Supplied information:
=-=-=-=-=
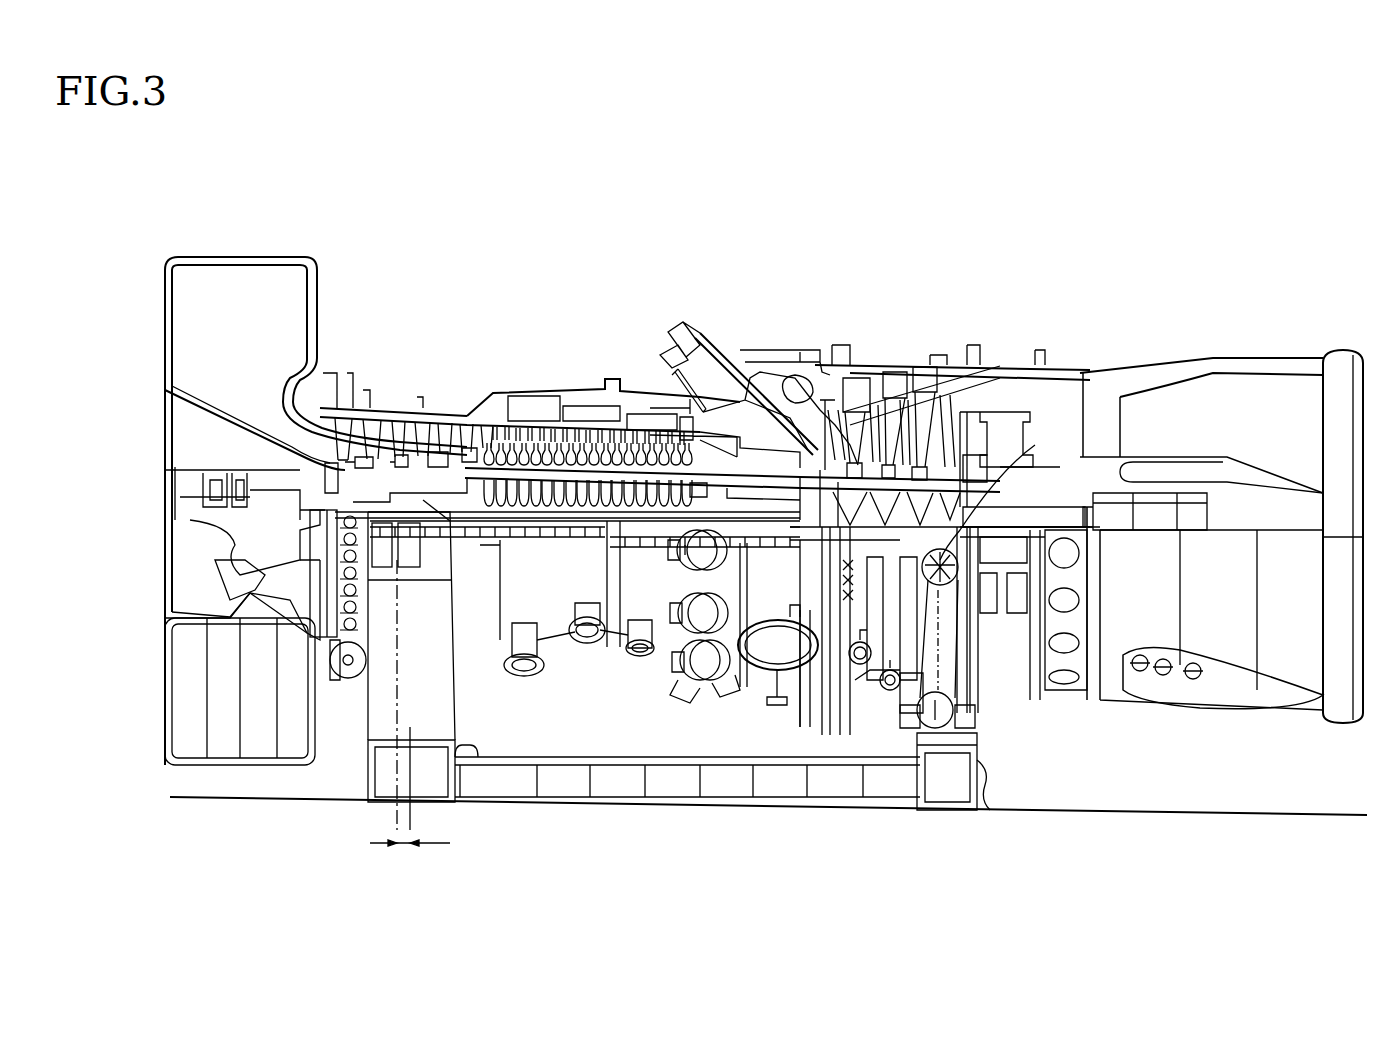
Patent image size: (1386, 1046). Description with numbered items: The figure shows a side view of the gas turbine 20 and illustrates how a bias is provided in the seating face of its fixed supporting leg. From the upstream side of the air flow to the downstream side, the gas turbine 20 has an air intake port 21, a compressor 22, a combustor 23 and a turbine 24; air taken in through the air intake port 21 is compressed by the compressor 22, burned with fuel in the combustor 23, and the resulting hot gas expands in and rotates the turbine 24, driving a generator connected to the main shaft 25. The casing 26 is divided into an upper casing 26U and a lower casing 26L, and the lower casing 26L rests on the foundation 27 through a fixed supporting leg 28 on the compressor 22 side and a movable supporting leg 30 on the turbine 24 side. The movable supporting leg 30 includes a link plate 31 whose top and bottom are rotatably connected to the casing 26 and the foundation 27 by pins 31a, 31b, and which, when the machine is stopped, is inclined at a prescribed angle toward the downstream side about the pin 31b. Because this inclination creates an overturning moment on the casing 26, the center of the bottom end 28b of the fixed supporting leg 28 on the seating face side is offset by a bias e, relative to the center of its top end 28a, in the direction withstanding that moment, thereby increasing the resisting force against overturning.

The gas turbine 20 is at (988, 230).
The air intake port 21 is at (185, 350).
The compressor 22 is at (470, 420).
The combustor 23 is at (735, 345).
The turbine 24 is at (905, 380).
The main shaft 25 is at (1053, 517).
The casing 26 is at (545, 640).
The upper casing 26U is at (532, 405).
The lower casing 26L is at (575, 640).
The foundation 27 is at (1088, 812).
The fixed supporting leg 28 is at (425, 682).
The top end 28a is at (427, 575).
The bottom end 28b is at (453, 760).
The movable supporting leg 30 is at (925, 675).
The link plate 31 is at (960, 650).
The pin 31a is at (950, 600).
The pin 31b is at (955, 715).
The bias e is at (410, 832).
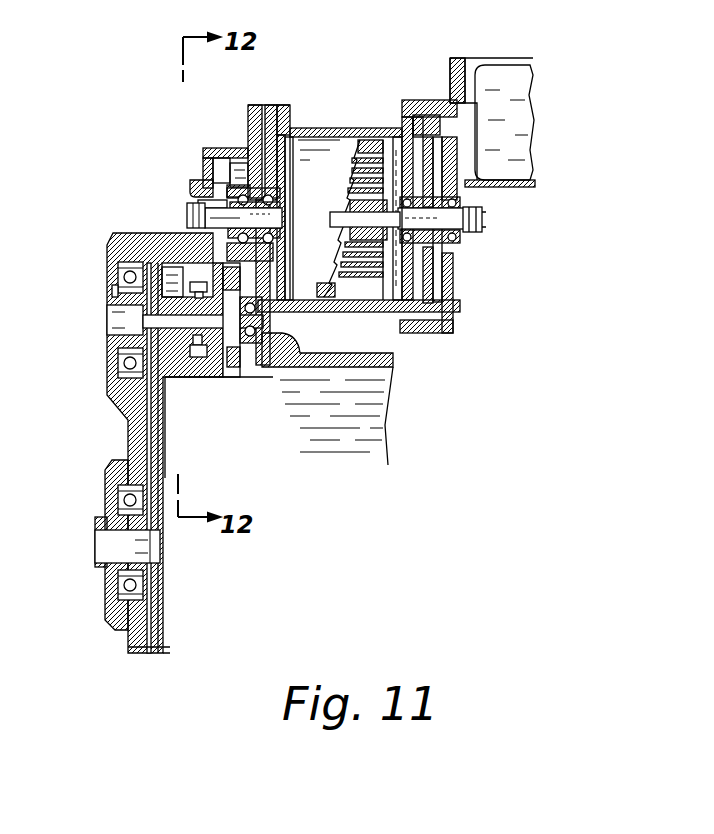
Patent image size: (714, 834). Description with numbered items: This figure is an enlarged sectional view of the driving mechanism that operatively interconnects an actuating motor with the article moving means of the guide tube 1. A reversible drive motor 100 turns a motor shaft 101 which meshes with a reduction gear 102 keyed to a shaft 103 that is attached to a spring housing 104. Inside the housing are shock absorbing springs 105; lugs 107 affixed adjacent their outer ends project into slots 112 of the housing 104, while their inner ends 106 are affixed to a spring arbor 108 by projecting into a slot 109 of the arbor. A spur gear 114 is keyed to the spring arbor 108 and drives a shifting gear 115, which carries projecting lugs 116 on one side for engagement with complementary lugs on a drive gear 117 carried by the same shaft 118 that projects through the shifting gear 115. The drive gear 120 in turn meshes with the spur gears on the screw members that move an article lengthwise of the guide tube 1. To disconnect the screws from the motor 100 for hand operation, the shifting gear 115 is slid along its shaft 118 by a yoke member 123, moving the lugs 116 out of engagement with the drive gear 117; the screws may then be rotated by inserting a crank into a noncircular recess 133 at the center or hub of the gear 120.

The guide tube 1 is at (392, 360).
The reversible drive motor 100 is at (496, 75).
The motor shaft 101 is at (428, 118).
The reduction gear 102 is at (430, 283).
The shaft 103 is at (443, 222).
The spring housing 104 is at (312, 157).
The shock absorbing springs 105 is at (356, 248).
The inner ends of springs 106 is at (366, 226).
The lugs 107 is at (363, 140).
The spring arbor 108 is at (188, 215).
The slot 109 is at (342, 215).
The slots 112 is at (380, 147).
The spur gear 114 is at (222, 170).
The shifting gear 115 is at (232, 363).
The projecting lugs 116 is at (178, 340).
The drive gear 117 is at (142, 330).
The shaft 118 is at (140, 320).
The drive gear 120 is at (150, 428).
The yoke member 123 is at (202, 355).
The noncircular recess 133 is at (105, 545).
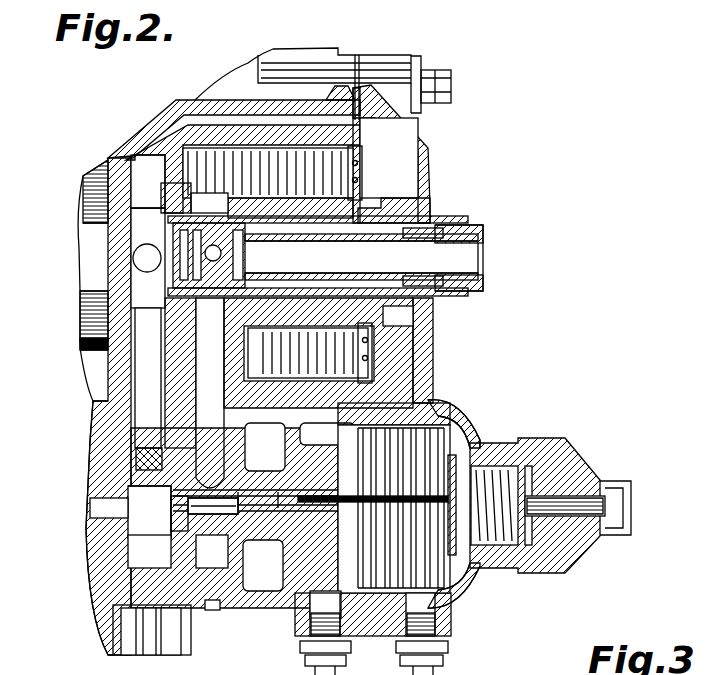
=-=-=-=-=
Request:
Please copy the records word for word, beginning at the line that contains "Patent image size: (714, 834)." and continuing through the end of the records. Leave the pictures out of your answer.

The answer:
Patent image size: (714, 834). Description with numbered items: This figure is an enlarged sectional view of the driving mechanism that operatively interconnects an actuating motor with the article moving means of the guide tube 1. A reversible drive motor 100 turns a motor shaft 101 which meshes with a reduction gear 102 keyed to a shaft 103 that is attached to a spring housing 104. Inside the housing are shock absorbing springs 105; lugs 107 affixed adjacent their outer ends project into slots 112 of the housing 104, while their inner ends 106 are affixed to a spring arbor 108 by projecting into a slot 109 of the arbor. A spur gear 114 is keyed to the spring arbor 108 and drives a shifting gear 115, which carries projecting lugs 116 on one side for engagement with complementary lugs on a drive gear 117 carried by the same shaft 118 that projects through the shifting gear 115. The drive gear 120 in turn meshes with the spur gears on the screw members that move an article lengthwise of the guide tube 1. To disconnect the screws from the motor 100 for hand operation, the shifting gear 115 is slid along its shaft 118 by a yoke member 123, moving the lugs 116 out of engagement with the drive gear 117; the screws may then be rotated by inserting a crank into a noncircular recess 133 at the center or hub of the gear 120.

The guide tube 1 is at (392, 360).
The reversible drive motor 100 is at (496, 75).
The motor shaft 101 is at (428, 118).
The reduction gear 102 is at (430, 283).
The shaft 103 is at (443, 222).
The spring housing 104 is at (312, 157).
The shock absorbing springs 105 is at (356, 248).
The inner ends of springs 106 is at (366, 226).
The lugs 107 is at (363, 140).
The spring arbor 108 is at (188, 215).
The slot 109 is at (342, 215).
The slots 112 is at (380, 147).
The spur gear 114 is at (222, 170).
The shifting gear 115 is at (232, 363).
The projecting lugs 116 is at (178, 340).
The drive gear 117 is at (142, 330).
The shaft 118 is at (140, 320).
The drive gear 120 is at (150, 428).
The yoke member 123 is at (202, 355).
The noncircular recess 133 is at (105, 545).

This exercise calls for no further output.